▸ Set problem: Only the number is wanted: count the lines that contain "rinvio".

Collection entries:
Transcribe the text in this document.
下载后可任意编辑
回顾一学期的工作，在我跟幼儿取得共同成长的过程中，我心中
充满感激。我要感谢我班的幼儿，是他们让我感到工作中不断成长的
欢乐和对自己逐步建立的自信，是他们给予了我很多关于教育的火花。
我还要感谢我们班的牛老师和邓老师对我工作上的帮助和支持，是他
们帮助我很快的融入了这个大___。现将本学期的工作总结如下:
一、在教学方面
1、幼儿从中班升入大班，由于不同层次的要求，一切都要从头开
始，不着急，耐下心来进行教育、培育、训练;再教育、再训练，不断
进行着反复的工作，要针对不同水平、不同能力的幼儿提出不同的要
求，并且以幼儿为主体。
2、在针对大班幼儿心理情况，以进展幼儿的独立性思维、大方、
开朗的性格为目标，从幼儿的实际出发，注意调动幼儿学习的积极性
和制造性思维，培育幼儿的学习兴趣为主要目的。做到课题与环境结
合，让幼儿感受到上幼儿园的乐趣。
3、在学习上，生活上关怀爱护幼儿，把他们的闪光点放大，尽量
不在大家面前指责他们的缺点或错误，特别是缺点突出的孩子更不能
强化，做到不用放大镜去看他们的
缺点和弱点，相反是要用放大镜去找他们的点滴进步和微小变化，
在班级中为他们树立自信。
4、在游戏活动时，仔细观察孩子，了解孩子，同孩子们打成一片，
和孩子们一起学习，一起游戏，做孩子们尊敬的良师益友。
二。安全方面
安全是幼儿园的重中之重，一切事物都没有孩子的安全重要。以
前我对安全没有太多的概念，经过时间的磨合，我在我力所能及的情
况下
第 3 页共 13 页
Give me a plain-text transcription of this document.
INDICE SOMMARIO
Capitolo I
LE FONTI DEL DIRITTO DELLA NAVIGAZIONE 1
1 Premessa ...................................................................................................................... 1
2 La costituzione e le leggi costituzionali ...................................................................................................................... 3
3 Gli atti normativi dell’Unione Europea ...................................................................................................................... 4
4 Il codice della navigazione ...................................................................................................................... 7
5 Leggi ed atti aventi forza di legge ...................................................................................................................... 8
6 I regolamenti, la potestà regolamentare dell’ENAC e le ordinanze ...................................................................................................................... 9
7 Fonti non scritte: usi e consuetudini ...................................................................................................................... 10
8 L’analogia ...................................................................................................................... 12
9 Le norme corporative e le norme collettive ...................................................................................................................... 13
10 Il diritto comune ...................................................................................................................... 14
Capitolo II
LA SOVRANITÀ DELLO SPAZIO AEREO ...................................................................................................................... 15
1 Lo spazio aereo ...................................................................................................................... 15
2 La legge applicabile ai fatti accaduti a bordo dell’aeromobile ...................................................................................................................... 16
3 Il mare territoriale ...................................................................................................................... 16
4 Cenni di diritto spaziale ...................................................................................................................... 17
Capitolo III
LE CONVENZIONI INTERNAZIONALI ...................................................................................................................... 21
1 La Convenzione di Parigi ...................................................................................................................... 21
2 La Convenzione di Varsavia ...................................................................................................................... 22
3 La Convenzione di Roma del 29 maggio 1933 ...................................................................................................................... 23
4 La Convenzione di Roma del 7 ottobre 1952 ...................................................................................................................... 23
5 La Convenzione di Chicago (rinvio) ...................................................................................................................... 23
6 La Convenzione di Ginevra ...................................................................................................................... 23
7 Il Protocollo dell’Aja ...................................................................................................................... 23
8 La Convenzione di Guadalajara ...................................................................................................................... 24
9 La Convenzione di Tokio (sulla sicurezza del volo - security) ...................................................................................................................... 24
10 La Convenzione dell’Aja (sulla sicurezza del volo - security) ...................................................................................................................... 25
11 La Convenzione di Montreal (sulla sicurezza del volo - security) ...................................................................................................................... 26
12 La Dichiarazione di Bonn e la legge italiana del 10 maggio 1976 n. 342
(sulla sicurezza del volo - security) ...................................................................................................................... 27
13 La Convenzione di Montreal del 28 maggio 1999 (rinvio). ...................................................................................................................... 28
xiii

▸ Reply to the task: 2